WHAT YOU ARE ASKED TO DO =
Copy each line with the word "Output" in it.

INPUT DATA =
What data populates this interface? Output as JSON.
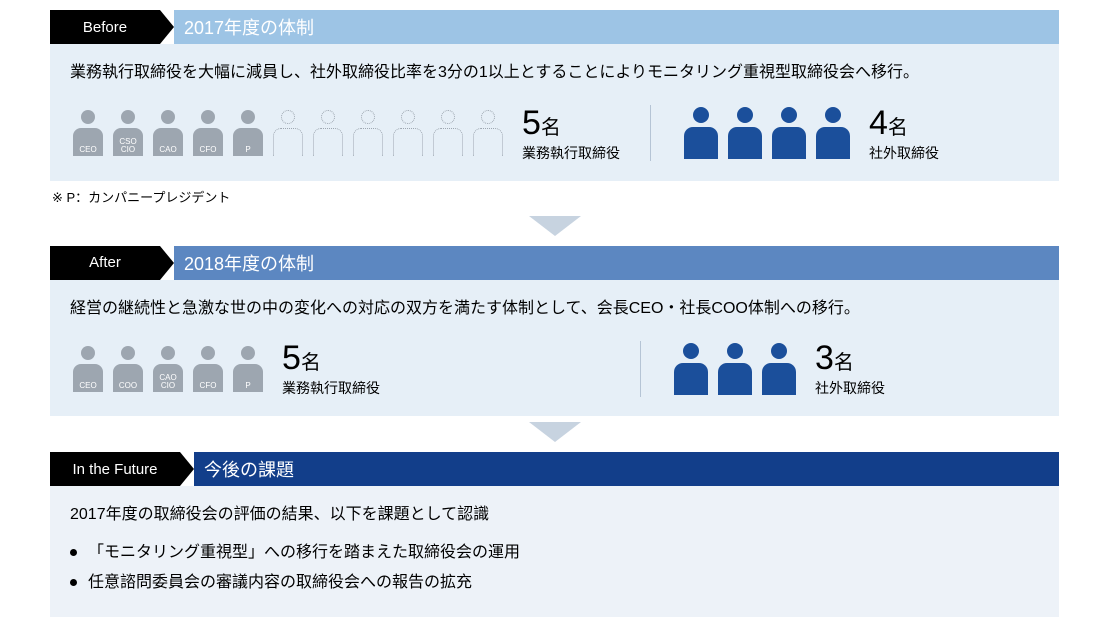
{
  "colors": {
    "before_header_bg": "#9dc4e5",
    "before_body_bg": "#e6eff7",
    "after_header_bg": "#5c87c1",
    "after_body_bg": "#e6eff7",
    "future_header_bg": "#123e8a",
    "future_body_bg": "#edf2f8",
    "person_gray": "#9da6b0",
    "person_blue": "#1b4f9b",
    "chevron_arrow": "#c7d3e0",
    "divider": "#b5c4d5"
  },
  "before": {
    "tag": "Before",
    "title": "2017年度の体制",
    "desc": "業務執行取締役を大幅に減員し、社外取締役比率を3分の1以上とすることによりモニタリング重視型取締役会へ移行。",
    "exec": {
      "filled_labels": [
        "CEO",
        "CSO\nCIO",
        "CAO",
        "CFO",
        "P"
      ],
      "outline_count": 6,
      "count": "5",
      "unit": "名",
      "label": "業務執行取締役"
    },
    "outside": {
      "count": "4",
      "unit": "名",
      "label": "社外取締役",
      "icon_count": 4
    }
  },
  "note": "※ P：カンパニープレジデント",
  "after": {
    "tag": "After",
    "title": "2018年度の体制",
    "desc": "経営の継続性と急激な世の中の変化への対応の双方を満たす体制として、会長CEO・社長COO体制への移行。",
    "exec": {
      "filled_labels": [
        "CEO",
        "COO",
        "CAO\nCIO",
        "CFO",
        "P"
      ],
      "count": "5",
      "unit": "名",
      "label": "業務執行取締役"
    },
    "outside": {
      "count": "3",
      "unit": "名",
      "label": "社外取締役",
      "icon_count": 3
    }
  },
  "future": {
    "tag": "In the Future",
    "title": "今後の課題",
    "desc": "2017年度の取締役会の評価の結果、以下を課題として認識",
    "bullets": [
      "「モニタリング重視型」への移行を踏まえた取締役会の運用",
      "任意諮問委員会の審議内容の取締役会への報告の拡充"
    ]
  }
}
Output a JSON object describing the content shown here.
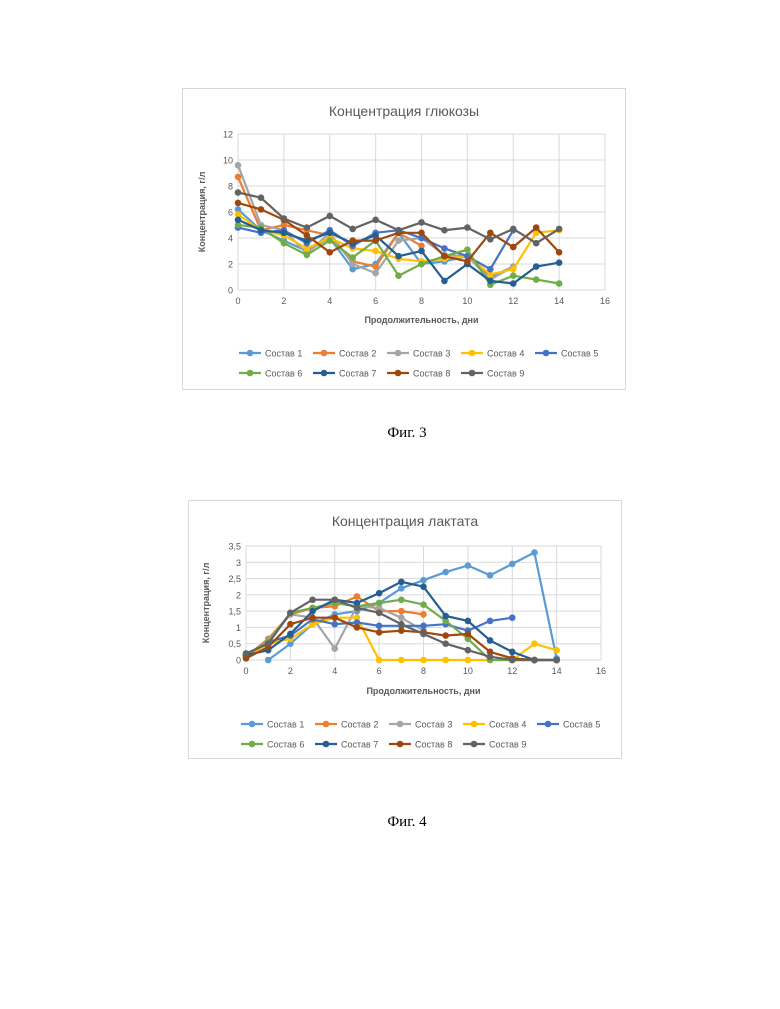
{
  "figures": [
    {
      "caption": "Фиг. 3",
      "chart_data": {
        "type": "line",
        "title": "Концентрация глюкозы",
        "xlabel": "Продолжительность, дни",
        "ylabel": "Концентрация, г/л",
        "xlim": [
          0,
          16
        ],
        "ylim": [
          0,
          12
        ],
        "xticks": [
          "0",
          "2",
          "4",
          "6",
          "8",
          "10",
          "12",
          "14",
          "16"
        ],
        "yticks": [
          "0",
          "2",
          "4",
          "6",
          "8",
          "10",
          "12"
        ],
        "grid": true,
        "legend_position": "bottom",
        "x": [
          0,
          1,
          2,
          3,
          4,
          5,
          6,
          7,
          8,
          9,
          10,
          11,
          12,
          13,
          14
        ],
        "series": [
          {
            "name": "Состав 1",
            "color": "#5B9BD5",
            "y": [
              6.2,
              4.6,
              3.8,
              3.0,
              4.0,
              1.6,
              2.0,
              4.4,
              2.0,
              2.2,
              2.6,
              1.0,
              1.8,
              null,
              null
            ]
          },
          {
            "name": "Состав 2",
            "color": "#ED7D31",
            "y": [
              8.7,
              4.6,
              5.0,
              4.6,
              4.2,
              2.2,
              1.8,
              4.4,
              3.4,
              null,
              null,
              null,
              null,
              null,
              null
            ]
          },
          {
            "name": "Состав 3",
            "color": "#A5A5A5",
            "y": [
              9.6,
              5.0,
              4.6,
              2.8,
              4.4,
              2.0,
              1.3,
              3.8,
              4.0,
              2.7,
              2.6,
              0.8,
              1.8,
              null,
              null
            ]
          },
          {
            "name": "Состав 4",
            "color": "#FFC000",
            "y": [
              5.8,
              4.6,
              4.2,
              3.2,
              4.0,
              3.2,
              3.0,
              2.4,
              2.2,
              2.4,
              2.6,
              1.2,
              1.6,
              4.4,
              4.6
            ]
          },
          {
            "name": "Состав 5",
            "color": "#4472C4",
            "y": [
              4.8,
              4.4,
              4.6,
              3.6,
              4.6,
              3.4,
              4.4,
              4.6,
              4.0,
              3.2,
              2.6,
              1.6,
              4.6,
              null,
              null
            ]
          },
          {
            "name": "Состав 6",
            "color": "#70AD47",
            "y": [
              5.0,
              4.8,
              3.6,
              2.7,
              3.8,
              2.5,
              3.8,
              1.1,
              2.0,
              2.6,
              3.1,
              0.4,
              1.1,
              0.8,
              0.5
            ]
          },
          {
            "name": "Состав 7",
            "color": "#255E91",
            "y": [
              5.4,
              4.6,
              4.4,
              3.8,
              4.4,
              3.6,
              4.2,
              2.6,
              3.0,
              0.7,
              2.0,
              0.7,
              0.5,
              1.8,
              2.1
            ]
          },
          {
            "name": "Состав 8",
            "color": "#9E480E",
            "y": [
              6.7,
              6.2,
              5.4,
              4.2,
              2.9,
              3.8,
              3.8,
              4.4,
              4.4,
              2.6,
              2.2,
              4.4,
              3.3,
              4.8,
              2.9
            ]
          },
          {
            "name": "Состав 9",
            "color": "#636363",
            "y": [
              7.5,
              7.1,
              5.5,
              4.8,
              5.7,
              4.7,
              5.4,
              4.6,
              5.2,
              4.6,
              4.8,
              3.9,
              4.7,
              3.6,
              4.7
            ]
          }
        ]
      }
    },
    {
      "caption": "Фиг. 4",
      "chart_data": {
        "type": "line",
        "title": "Концентрация лактата",
        "xlabel": "Продолжительность, дни",
        "ylabel": "Концентрация, г/л",
        "xlim": [
          0,
          16
        ],
        "ylim": [
          0,
          3.5
        ],
        "xticks": [
          "0",
          "2",
          "4",
          "6",
          "8",
          "10",
          "12",
          "14",
          "16"
        ],
        "yticks": [
          "0",
          "0,5",
          "1",
          "1,5",
          "2",
          "2,5",
          "3",
          "3,5"
        ],
        "grid": true,
        "legend_position": "bottom",
        "x": [
          0,
          1,
          2,
          3,
          4,
          5,
          6,
          7,
          8,
          9,
          10,
          11,
          12,
          13,
          14
        ],
        "series": [
          {
            "name": "Состав 1",
            "color": "#5B9BD5",
            "y": [
              null,
              0.0,
              0.5,
              1.1,
              1.4,
              1.5,
              1.75,
              2.2,
              2.45,
              2.7,
              2.9,
              2.6,
              2.95,
              3.3,
              0.05
            ]
          },
          {
            "name": "Состав 2",
            "color": "#ED7D31",
            "y": [
              0.1,
              0.65,
              1.4,
              1.6,
              1.65,
              1.95,
              1.5,
              1.5,
              1.4,
              null,
              null,
              null,
              null,
              null,
              null
            ]
          },
          {
            "name": "Состав 3",
            "color": "#A5A5A5",
            "y": [
              0.1,
              0.6,
              1.4,
              1.3,
              0.35,
              1.65,
              1.6,
              1.3,
              0.9,
              null,
              null,
              null,
              null,
              null,
              null
            ]
          },
          {
            "name": "Состав 4",
            "color": "#FFC000",
            "y": [
              0.1,
              0.5,
              0.65,
              1.1,
              1.3,
              1.3,
              0.0,
              0.0,
              0.0,
              0.0,
              0.0,
              0.0,
              0.0,
              0.5,
              0.3
            ]
          },
          {
            "name": "Состав 5",
            "color": "#4472C4",
            "y": [
              0.15,
              0.55,
              0.75,
              1.25,
              1.1,
              1.15,
              1.05,
              1.05,
              1.05,
              1.1,
              0.9,
              1.2,
              1.3,
              null,
              null
            ]
          },
          {
            "name": "Состав 6",
            "color": "#70AD47",
            "y": [
              0.15,
              0.55,
              1.45,
              1.6,
              1.75,
              1.65,
              1.75,
              1.85,
              1.7,
              1.2,
              0.65,
              0.0,
              0.0,
              0.0,
              0.0
            ]
          },
          {
            "name": "Состав 7",
            "color": "#255E91",
            "y": [
              0.15,
              0.3,
              0.8,
              1.5,
              1.85,
              1.75,
              2.05,
              2.4,
              2.25,
              1.35,
              1.2,
              0.6,
              0.25,
              0.0,
              0.0
            ]
          },
          {
            "name": "Состав 8",
            "color": "#9E480E",
            "y": [
              0.05,
              0.4,
              1.1,
              1.3,
              1.3,
              1.0,
              0.85,
              0.9,
              0.85,
              0.75,
              0.8,
              0.25,
              0.05,
              0.0,
              0.0
            ]
          },
          {
            "name": "Состав 9",
            "color": "#636363",
            "y": [
              0.2,
              0.5,
              1.45,
              1.85,
              1.85,
              1.6,
              1.45,
              1.1,
              0.8,
              0.5,
              0.3,
              0.1,
              0.0,
              0.0,
              0.0
            ]
          }
        ]
      }
    }
  ]
}
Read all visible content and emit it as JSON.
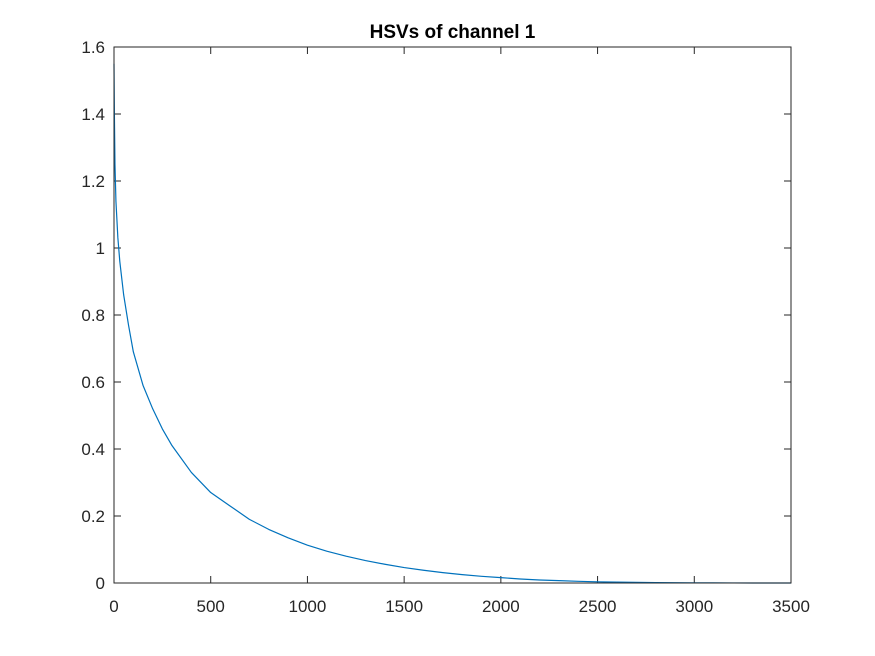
{
  "chart_data": {
    "type": "line",
    "title": "HSVs of channel 1",
    "xlabel": "",
    "ylabel": "",
    "xlim": [
      0,
      3500
    ],
    "ylim": [
      0,
      1.6
    ],
    "x_ticks": [
      "0",
      "500",
      "1000",
      "1500",
      "2000",
      "2500",
      "3000",
      "3500"
    ],
    "y_ticks": [
      "0",
      "0.2",
      "0.4",
      "0.6",
      "0.8",
      "1",
      "1.2",
      "1.4",
      "1.6"
    ],
    "grid": false,
    "line_color": "#0072BD",
    "series": [
      {
        "x": [
          0,
          2,
          5,
          10,
          20,
          30,
          50,
          75,
          100,
          150,
          200,
          250,
          300,
          400,
          500,
          600,
          700,
          800,
          900,
          1000,
          1100,
          1200,
          1300,
          1400,
          1500,
          1600,
          1700,
          1800,
          1900,
          2000,
          2100,
          2200,
          2300,
          2400,
          2500,
          2600,
          2700,
          2800,
          2900,
          3000,
          3100,
          3200,
          3300,
          3400,
          3500
        ],
        "y": [
          1.55,
          1.4,
          1.25,
          1.14,
          1.03,
          0.96,
          0.86,
          0.77,
          0.69,
          0.59,
          0.52,
          0.46,
          0.41,
          0.33,
          0.27,
          0.23,
          0.19,
          0.16,
          0.135,
          0.113,
          0.095,
          0.08,
          0.067,
          0.056,
          0.046,
          0.038,
          0.031,
          0.025,
          0.02,
          0.016,
          0.012,
          0.009,
          0.007,
          0.005,
          0.0035,
          0.0025,
          0.0018,
          0.0012,
          0.0008,
          0.0005,
          0.0003,
          0.0002,
          0.0001,
          0.0001,
          0.0
        ]
      }
    ]
  }
}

WORKED SOLUTION =
What data populates this interface? Output as JSON.
Output a JSON object describing the content shown here.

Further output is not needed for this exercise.